| GIVEN INSTRUCTION |
Please quote every line word for word.

| TASK MATERIAL |
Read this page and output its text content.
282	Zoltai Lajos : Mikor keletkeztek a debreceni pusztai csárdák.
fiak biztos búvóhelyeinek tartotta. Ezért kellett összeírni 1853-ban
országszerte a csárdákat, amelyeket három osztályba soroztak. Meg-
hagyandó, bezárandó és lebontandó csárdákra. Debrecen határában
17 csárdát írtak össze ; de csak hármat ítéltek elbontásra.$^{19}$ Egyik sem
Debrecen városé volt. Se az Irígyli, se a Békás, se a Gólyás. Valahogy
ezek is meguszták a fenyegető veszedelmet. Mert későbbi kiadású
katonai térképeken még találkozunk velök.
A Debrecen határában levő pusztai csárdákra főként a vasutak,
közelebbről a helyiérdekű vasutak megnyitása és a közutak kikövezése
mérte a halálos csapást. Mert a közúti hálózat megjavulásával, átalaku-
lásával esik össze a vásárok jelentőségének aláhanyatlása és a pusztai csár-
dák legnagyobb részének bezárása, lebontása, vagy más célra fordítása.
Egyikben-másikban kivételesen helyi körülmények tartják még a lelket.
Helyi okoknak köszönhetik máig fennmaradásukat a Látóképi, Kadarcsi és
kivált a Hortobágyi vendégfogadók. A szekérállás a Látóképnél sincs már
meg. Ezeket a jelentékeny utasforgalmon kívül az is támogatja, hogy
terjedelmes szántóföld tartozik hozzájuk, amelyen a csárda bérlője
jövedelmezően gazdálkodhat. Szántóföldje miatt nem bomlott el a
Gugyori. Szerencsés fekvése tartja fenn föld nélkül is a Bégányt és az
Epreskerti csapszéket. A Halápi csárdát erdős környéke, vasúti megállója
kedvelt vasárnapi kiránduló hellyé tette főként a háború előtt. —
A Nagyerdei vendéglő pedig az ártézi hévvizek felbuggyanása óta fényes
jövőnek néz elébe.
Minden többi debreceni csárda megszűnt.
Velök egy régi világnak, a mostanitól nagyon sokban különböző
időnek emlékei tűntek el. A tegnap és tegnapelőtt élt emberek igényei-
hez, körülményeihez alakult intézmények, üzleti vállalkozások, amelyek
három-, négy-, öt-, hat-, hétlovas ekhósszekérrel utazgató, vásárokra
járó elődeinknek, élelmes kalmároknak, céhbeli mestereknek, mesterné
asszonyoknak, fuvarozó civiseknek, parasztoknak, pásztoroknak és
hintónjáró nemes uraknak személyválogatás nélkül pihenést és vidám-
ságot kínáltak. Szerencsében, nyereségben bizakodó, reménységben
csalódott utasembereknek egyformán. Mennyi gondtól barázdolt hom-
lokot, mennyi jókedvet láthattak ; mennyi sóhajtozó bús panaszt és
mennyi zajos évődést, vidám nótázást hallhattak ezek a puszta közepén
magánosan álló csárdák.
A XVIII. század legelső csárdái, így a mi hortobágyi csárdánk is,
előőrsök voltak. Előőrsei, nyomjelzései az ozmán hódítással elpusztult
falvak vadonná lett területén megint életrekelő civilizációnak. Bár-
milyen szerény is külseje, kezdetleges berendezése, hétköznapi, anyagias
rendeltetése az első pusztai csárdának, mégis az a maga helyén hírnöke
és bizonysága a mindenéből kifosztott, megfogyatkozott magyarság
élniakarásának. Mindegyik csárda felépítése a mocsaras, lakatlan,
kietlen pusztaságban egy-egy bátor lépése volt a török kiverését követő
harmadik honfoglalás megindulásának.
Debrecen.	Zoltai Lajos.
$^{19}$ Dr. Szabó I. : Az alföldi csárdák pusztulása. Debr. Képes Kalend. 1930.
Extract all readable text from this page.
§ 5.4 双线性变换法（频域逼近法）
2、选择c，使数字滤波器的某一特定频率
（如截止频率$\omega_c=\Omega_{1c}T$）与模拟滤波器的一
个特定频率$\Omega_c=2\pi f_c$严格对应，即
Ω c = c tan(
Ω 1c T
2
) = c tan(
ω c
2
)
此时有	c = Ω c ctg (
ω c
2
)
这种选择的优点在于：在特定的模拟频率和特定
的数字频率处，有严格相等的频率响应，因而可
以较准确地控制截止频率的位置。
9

| SOLUTION TO THE EXERCISE |
Read this page and output its text content.
282	Zoltai Lajos : Mikor keletkeztek a debreceni pusztai csárdák.
fiak biztos búvóhelyeinek tartotta. Ezért kellett összeírni 1853-ban
országszerte a csárdákat, amelyeket három osztályba soroztak. Meg-
hagyandó, bezárandó és lebontandó csárdákra. Debrecen határában
17 csárdát írtak össze ; de csak hármat ítéltek elbontásra.$^{19}$ Egyik sem
Debrecen városé volt. Se az Irígyli, se a Békás, se a Gólyás. Valahogy
ezek is meguszták a fenyegető veszedelmet. Mert későbbi kiadású
katonai térképeken még találkozunk velök.
A Debrecen határában levő pusztai csárdákra főként a vasutak,
közelebbről a helyiérdekű vasutak megnyitása és a közutak kikövezése
mérte a halálos csapást. Mert a közúti hálózat megjavulásával, átalaku-
lásával esik össze a vásárok jelentőségének aláhanyatlása és a pusztai csár-
dák legnagyobb részének bezárása, lebontása, vagy más célra fordítása.
Egyikben-másikban kivételesen helyi körülmények tartják még a lelket.
Helyi okoknak köszönhetik máig fennmaradásukat a Látóképi, Kadarcsi és
kivált a Hortobágyi vendégfogadók. A szekérállás a Látóképnél sincs már
meg. Ezeket a jelentékeny utasforgalmon kívül az is támogatja, hogy
terjedelmes szántóföld tartozik hozzájuk, amelyen a csárda bérlője
jövedelmezően gazdálkodhat. Szántóföldje miatt nem bomlott el a
Gugyori. Szerencsés fekvése tartja fenn föld nélkül is a Bégányt és az
Epreskerti csapszéket. A Halápi csárdát erdős környéke, vasúti megállója
kedvelt vasárnapi kiránduló hellyé tette főként a háború előtt. —
A Nagyerdei vendéglő pedig az ártézi hévvizek felbuggyanása óta fényes
jövőnek néz elébe.
Minden többi debreceni csárda megszűnt.
Velök egy régi világnak, a mostanitól nagyon sokban különböző
időnek emlékei tűntek el. A tegnap és tegnapelőtt élt emberek igényei-
hez, körülményeihez alakult intézmények, üzleti vállalkozások, amelyek
három-, négy-, öt-, hat-, hétlovas ekhósszekérrel utazgató, vásárokra
járó elődeinknek, élelmes kalmároknak, céhbeli mestereknek, mesterné
asszonyoknak, fuvarozó civiseknek, parasztoknak, pásztoroknak és
hintónjáró nemes uraknak személyválogatás nélkül pihenést és vidám-
ságot kínáltak. Szerencsében, nyereségben bizakodó, reménységben
csalódott utasembereknek egyformán. Mennyi gondtól barázdolt hom-
lokot, mennyi jókedvet láthattak ; mennyi sóhajtozó bús panaszt és
mennyi zajos évődést, vidám nótázást hallhattak ezek a puszta közepén
magánosan álló csárdák.
A XVIII. század legelső csárdái, így a mi hortobágyi csárdánk is,
előőrsök voltak. Előőrsei, nyomjelzései az ozmán hódítással elpusztult
falvak vadonná lett területén megint életrekelő civilizációnak. Bár-
milyen szerény is külseje, kezdetleges berendezése, hétköznapi, anyagias
rendeltetése az első pusztai csárdának, mégis az a maga helyén hírnöke
és bizonysága a mindenéből kifosztott, megfogyatkozott magyarság
élniakarásának. Mindegyik csárda felépítése a mocsaras, lakatlan,
kietlen pusztaságban egy-egy bátor lépése volt a török kiverését követő
harmadik honfoglalás megindulásának.
Debrecen.	Zoltai Lajos.
$^{19}$ Dr. Szabó I. : Az alföldi csárdák pusztulása. Debr. Képes Kalend. 1930.
Extract all readable text from this page.
§ 5.4 双线性变换法（频域逼近法）
2、选择c，使数字滤波器的某一特定频率
（如截止频率$\omega_c=\Omega_{1c}T$）与模拟滤波器的一
个特定频率$\Omega_c=2\pi f_c$严格对应，即
Ω c = c tan(
Ω 1c T
2
) = c tan(
ω c
2
)
此时有	c = Ω c ctg (
ω c
2
)
这种选择的优点在于：在特定的模拟频率和特定
的数字频率处，有严格相等的频率响应，因而可
以较准确地控制截止频率的位置。
9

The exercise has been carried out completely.